Problem to solve: Leaving out all pictures, transcribe exactly the lines between the line with "What does this" and the last line of the records below, both included.

Entries provided:
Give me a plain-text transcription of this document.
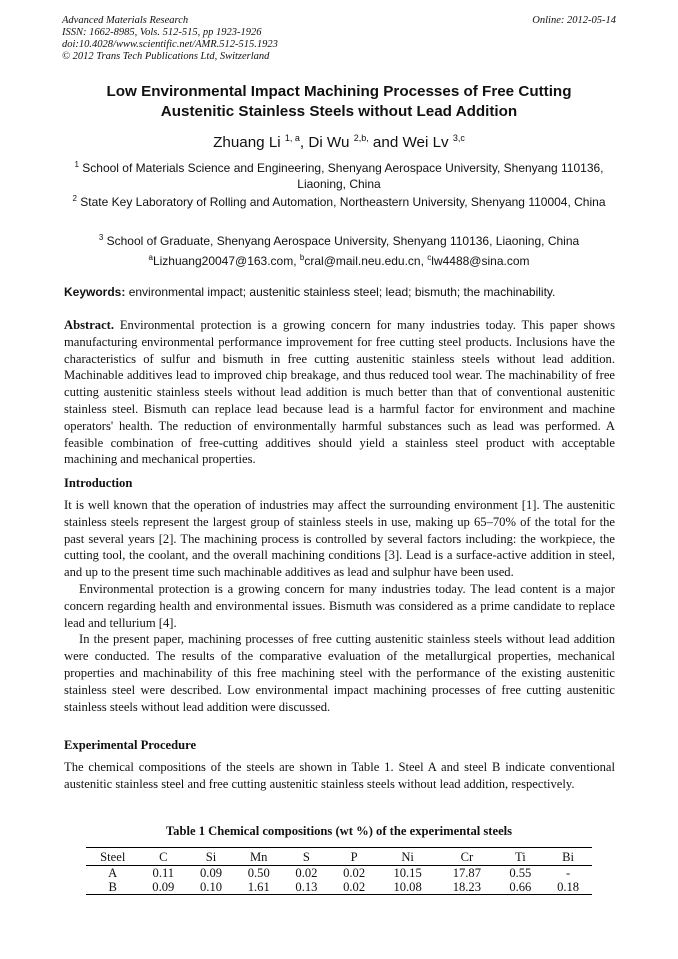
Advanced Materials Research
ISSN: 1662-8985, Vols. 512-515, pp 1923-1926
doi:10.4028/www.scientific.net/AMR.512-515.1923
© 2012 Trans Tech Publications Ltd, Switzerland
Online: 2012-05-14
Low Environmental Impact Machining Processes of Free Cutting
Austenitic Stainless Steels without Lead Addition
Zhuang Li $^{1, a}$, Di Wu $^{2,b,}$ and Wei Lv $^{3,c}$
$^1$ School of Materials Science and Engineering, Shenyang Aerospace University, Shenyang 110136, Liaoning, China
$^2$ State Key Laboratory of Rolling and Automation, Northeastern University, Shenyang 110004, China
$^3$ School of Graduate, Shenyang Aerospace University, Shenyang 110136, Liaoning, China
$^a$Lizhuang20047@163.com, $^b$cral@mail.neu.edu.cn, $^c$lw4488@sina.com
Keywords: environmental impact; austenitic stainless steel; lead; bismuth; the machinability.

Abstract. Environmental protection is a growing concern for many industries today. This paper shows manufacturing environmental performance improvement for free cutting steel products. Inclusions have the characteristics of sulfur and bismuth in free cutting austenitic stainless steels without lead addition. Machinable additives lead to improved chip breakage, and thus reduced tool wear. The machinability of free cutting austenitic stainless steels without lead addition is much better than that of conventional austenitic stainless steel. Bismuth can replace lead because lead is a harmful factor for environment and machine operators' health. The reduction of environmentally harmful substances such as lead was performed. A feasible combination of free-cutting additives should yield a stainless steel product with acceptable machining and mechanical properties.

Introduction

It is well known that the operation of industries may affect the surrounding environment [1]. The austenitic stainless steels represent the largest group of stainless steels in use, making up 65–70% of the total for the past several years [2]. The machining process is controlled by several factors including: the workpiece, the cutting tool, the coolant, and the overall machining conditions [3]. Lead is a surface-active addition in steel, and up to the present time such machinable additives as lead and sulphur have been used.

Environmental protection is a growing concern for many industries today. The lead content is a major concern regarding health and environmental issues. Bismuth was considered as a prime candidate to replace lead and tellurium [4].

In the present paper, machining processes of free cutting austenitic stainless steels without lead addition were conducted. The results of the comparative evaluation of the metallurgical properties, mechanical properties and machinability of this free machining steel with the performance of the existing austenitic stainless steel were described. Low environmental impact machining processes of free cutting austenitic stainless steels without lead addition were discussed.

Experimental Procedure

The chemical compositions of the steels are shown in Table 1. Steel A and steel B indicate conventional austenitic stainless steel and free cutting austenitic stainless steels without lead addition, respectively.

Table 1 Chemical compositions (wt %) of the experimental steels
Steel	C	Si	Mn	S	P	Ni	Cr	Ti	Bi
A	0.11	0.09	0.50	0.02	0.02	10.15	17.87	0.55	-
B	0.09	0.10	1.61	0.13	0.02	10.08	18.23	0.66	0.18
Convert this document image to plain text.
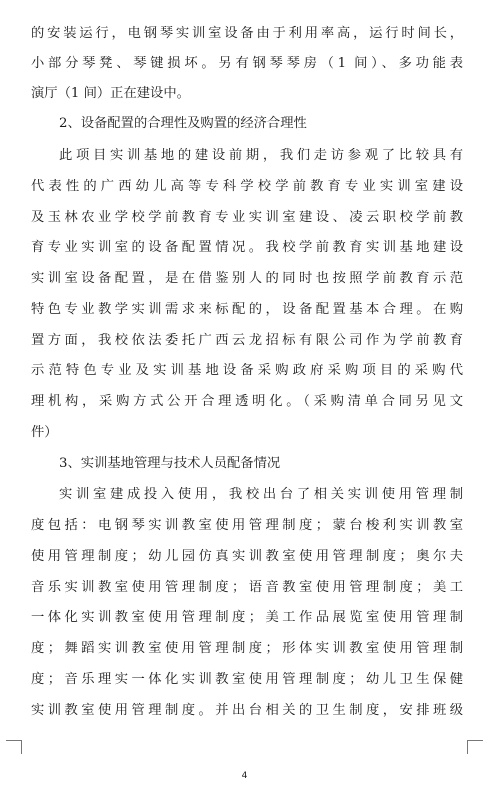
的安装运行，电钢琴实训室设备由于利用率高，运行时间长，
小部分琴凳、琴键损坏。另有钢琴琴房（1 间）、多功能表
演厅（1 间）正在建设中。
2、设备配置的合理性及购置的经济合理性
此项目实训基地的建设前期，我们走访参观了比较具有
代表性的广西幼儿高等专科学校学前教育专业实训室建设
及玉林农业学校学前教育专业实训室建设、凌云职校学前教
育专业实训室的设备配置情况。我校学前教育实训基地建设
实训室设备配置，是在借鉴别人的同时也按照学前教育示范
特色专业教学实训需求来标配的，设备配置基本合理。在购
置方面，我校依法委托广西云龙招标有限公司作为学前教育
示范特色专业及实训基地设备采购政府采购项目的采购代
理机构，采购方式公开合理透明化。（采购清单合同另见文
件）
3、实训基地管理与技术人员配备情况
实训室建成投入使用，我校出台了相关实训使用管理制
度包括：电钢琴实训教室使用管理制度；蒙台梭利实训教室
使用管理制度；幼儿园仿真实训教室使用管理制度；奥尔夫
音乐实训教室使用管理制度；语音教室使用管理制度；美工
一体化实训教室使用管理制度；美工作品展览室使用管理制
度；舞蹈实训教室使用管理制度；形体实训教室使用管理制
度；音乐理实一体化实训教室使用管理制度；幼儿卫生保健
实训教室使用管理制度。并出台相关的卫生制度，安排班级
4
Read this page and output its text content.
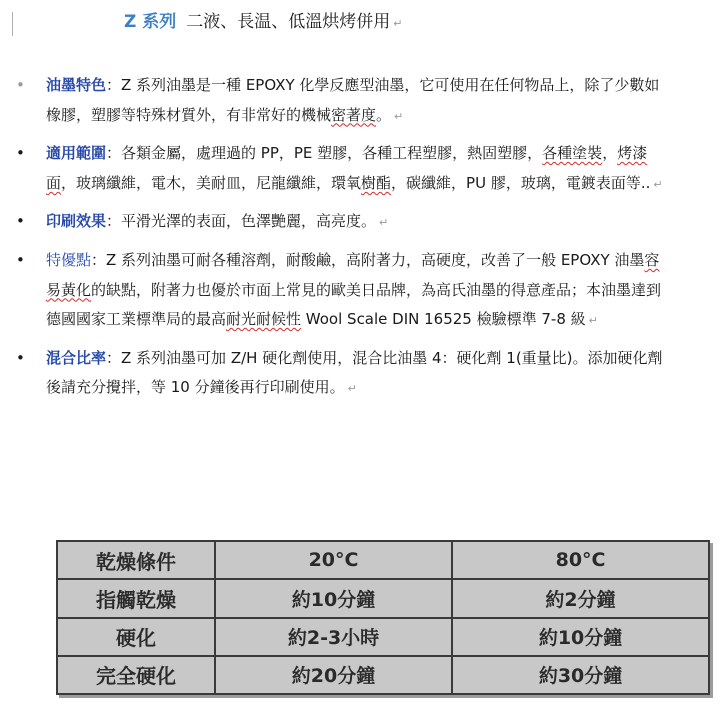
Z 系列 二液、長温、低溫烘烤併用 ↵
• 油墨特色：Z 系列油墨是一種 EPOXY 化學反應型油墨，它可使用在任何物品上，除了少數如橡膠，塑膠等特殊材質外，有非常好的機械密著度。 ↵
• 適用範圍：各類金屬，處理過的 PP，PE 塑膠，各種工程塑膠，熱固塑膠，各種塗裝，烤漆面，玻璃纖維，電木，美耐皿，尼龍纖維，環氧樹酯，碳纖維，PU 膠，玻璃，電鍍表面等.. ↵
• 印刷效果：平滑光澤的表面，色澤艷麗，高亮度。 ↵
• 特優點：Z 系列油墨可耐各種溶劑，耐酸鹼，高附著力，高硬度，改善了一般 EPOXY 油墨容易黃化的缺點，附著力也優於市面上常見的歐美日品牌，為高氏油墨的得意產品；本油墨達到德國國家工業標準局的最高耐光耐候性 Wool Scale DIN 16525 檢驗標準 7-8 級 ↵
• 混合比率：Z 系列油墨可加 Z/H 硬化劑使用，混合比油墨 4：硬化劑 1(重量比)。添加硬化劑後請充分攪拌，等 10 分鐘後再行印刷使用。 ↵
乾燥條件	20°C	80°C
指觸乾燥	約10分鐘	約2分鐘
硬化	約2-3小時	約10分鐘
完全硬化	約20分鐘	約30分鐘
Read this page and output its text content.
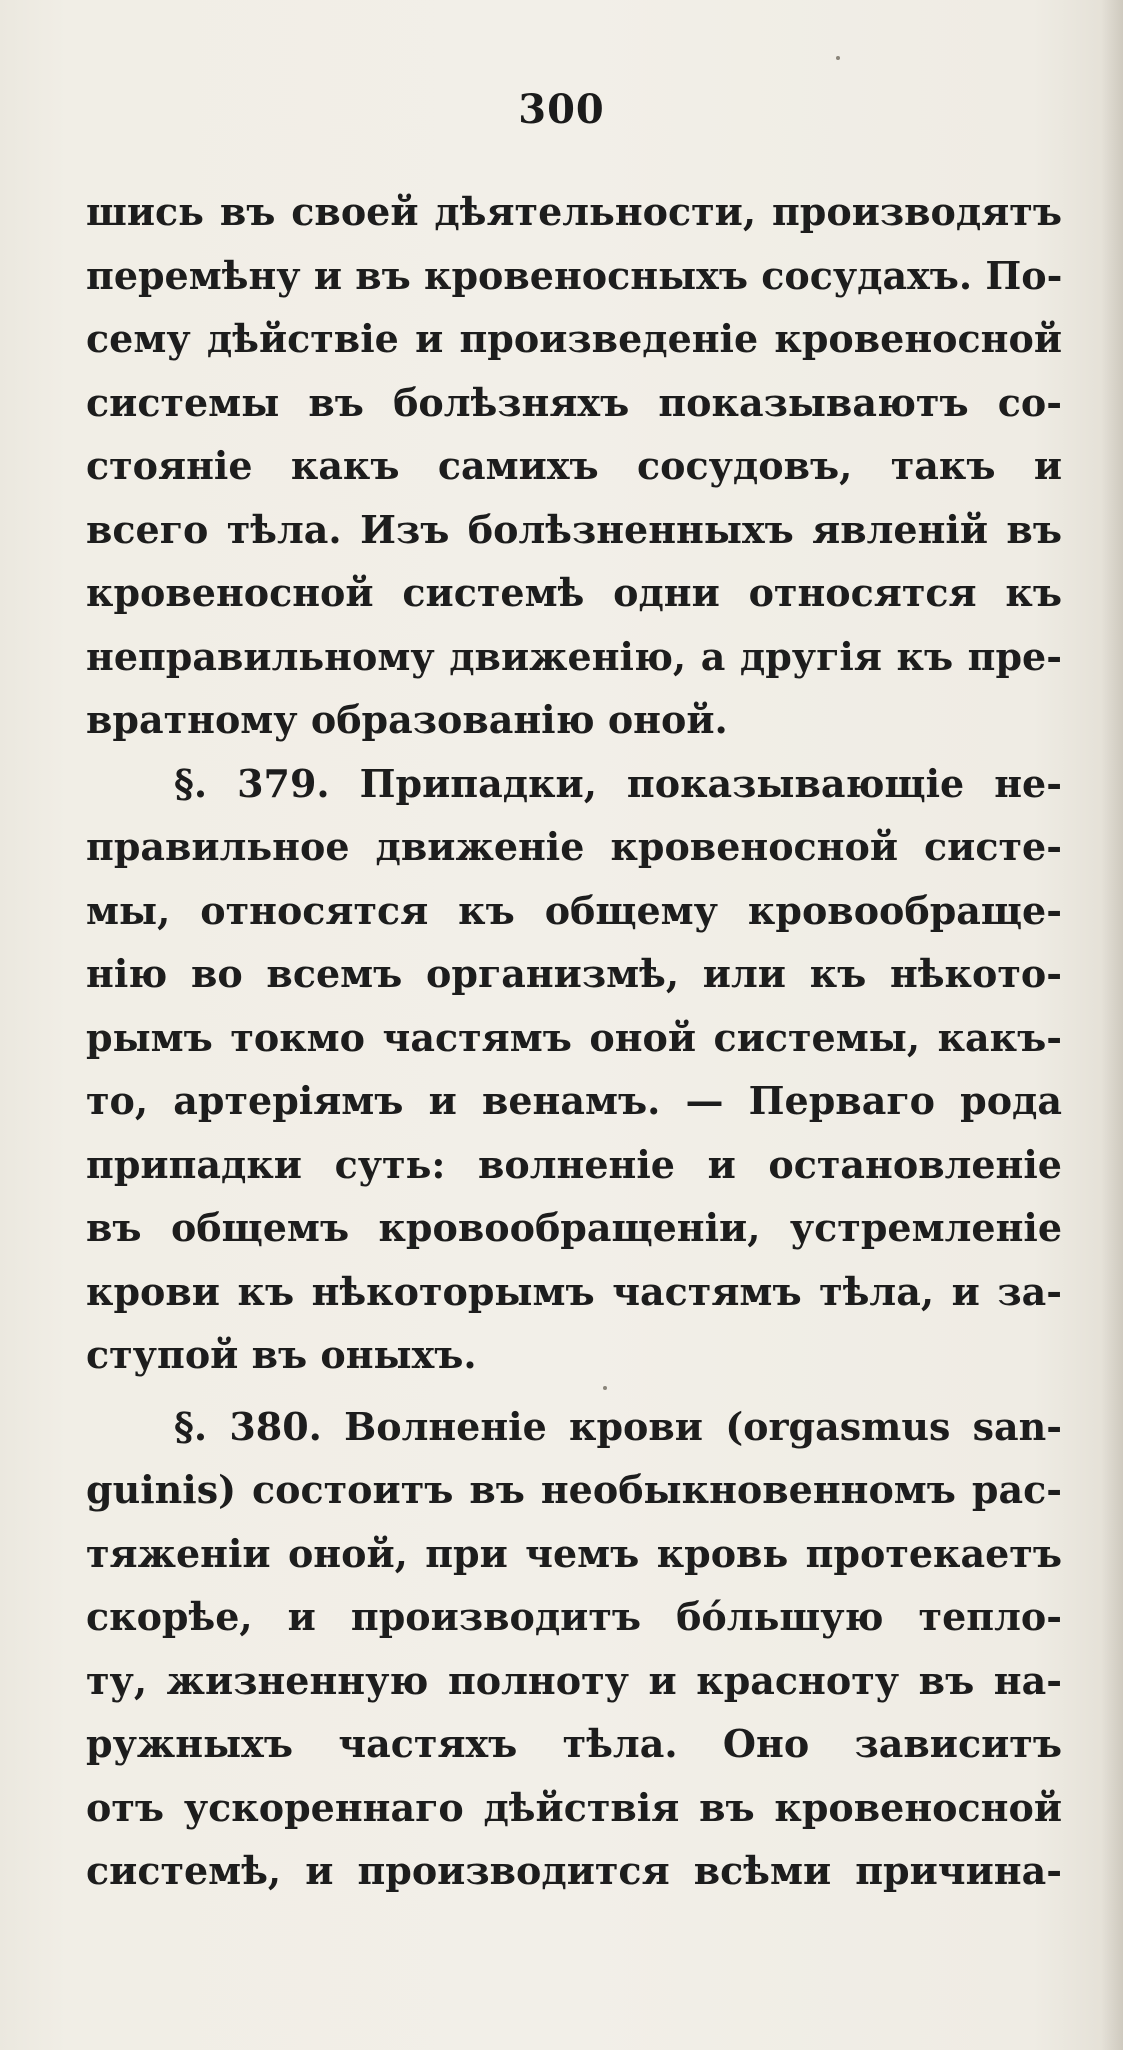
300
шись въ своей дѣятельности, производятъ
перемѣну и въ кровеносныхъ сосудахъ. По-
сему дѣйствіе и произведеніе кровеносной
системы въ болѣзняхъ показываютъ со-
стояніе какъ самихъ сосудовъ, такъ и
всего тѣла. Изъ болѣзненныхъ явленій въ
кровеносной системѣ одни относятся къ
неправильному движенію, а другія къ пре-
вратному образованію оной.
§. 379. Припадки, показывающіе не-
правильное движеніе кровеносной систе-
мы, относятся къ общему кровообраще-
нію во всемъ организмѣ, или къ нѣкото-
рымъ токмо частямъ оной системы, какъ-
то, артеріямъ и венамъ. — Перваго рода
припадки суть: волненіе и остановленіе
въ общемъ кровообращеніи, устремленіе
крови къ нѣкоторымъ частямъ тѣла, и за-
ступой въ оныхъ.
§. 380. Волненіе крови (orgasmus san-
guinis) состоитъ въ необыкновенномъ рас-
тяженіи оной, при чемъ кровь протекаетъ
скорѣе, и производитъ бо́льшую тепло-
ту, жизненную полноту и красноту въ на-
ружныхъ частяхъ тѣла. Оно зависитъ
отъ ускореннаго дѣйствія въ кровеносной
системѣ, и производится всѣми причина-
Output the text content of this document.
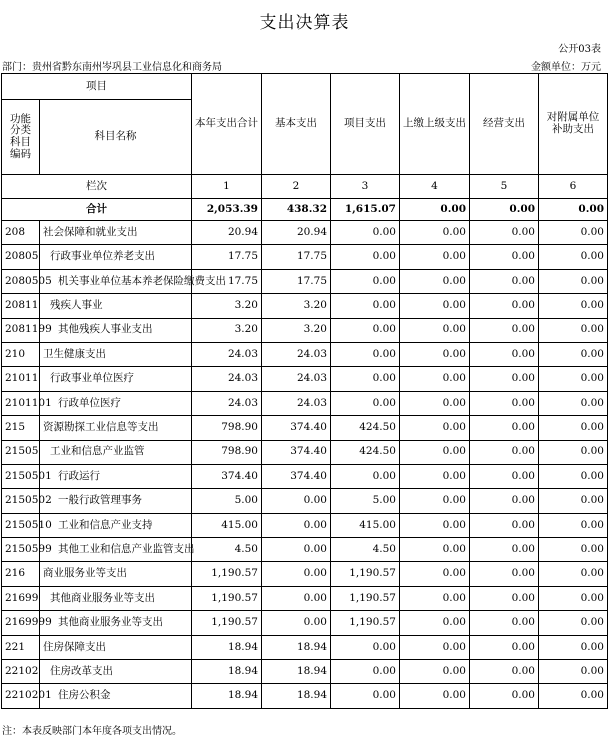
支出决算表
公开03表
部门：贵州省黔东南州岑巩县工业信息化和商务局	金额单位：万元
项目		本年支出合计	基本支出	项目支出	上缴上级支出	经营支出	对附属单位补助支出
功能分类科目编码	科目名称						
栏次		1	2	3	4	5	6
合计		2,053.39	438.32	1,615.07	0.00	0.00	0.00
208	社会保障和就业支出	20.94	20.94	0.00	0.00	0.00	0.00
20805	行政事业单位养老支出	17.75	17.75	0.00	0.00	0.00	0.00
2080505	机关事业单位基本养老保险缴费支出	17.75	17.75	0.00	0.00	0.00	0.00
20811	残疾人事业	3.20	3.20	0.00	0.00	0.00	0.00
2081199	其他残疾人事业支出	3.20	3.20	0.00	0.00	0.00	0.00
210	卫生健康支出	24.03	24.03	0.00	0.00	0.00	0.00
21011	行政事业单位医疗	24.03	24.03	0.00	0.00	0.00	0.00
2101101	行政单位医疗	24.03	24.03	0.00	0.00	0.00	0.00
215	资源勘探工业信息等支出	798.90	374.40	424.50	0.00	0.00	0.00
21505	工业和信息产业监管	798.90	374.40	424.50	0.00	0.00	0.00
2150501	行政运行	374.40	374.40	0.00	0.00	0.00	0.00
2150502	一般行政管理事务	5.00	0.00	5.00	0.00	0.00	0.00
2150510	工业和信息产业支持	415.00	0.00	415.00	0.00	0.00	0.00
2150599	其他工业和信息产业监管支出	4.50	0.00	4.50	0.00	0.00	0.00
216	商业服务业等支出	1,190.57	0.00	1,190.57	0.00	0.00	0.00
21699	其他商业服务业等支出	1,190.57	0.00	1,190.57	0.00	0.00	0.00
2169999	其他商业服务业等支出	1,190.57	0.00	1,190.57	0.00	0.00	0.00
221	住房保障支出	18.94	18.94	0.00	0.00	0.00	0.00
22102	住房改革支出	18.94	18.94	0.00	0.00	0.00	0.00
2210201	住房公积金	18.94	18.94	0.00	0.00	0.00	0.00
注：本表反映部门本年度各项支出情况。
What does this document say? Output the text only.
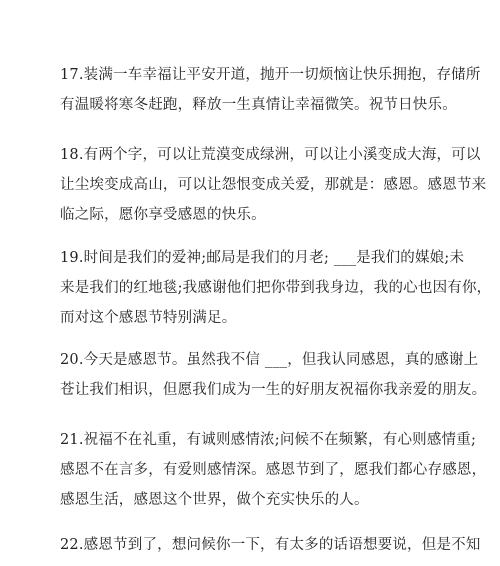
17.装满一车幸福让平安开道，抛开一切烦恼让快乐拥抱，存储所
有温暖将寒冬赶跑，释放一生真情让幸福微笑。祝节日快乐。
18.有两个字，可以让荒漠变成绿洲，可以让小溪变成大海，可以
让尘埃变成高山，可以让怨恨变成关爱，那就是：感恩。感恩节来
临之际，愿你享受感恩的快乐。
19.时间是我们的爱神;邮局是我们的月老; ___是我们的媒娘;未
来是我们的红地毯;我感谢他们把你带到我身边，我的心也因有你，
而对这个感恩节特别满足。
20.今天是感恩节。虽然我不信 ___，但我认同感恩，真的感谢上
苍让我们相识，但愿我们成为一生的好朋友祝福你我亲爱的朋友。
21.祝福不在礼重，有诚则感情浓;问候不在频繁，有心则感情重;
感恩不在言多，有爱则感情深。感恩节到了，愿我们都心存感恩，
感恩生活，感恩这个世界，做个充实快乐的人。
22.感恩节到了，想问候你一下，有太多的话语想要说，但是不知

The response:
What does this document say? Output the text only.
17.装满一车幸福让平安开道，抛开一切烦恼让快乐拥抱，存储所
有温暖将寒冬赶跑，释放一生真情让幸福微笑。祝节日快乐。
18.有两个字，可以让荒漠变成绿洲，可以让小溪变成大海，可以
让尘埃变成高山，可以让怨恨变成关爱，那就是：感恩。感恩节来
临之际，愿你享受感恩的快乐。
19.时间是我们的爱神;邮局是我们的月老; ___是我们的媒娘;未
来是我们的红地毯;我感谢他们把你带到我身边，我的心也因有你，
而对这个感恩节特别满足。
20.今天是感恩节。虽然我不信 ___，但我认同感恩，真的感谢上
苍让我们相识，但愿我们成为一生的好朋友祝福你我亲爱的朋友。
21.祝福不在礼重，有诚则感情浓;问候不在频繁，有心则感情重;
感恩不在言多，有爱则感情深。感恩节到了，愿我们都心存感恩，
感恩生活，感恩这个世界，做个充实快乐的人。
22.感恩节到了，想问候你一下，有太多的话语想要说，但是不知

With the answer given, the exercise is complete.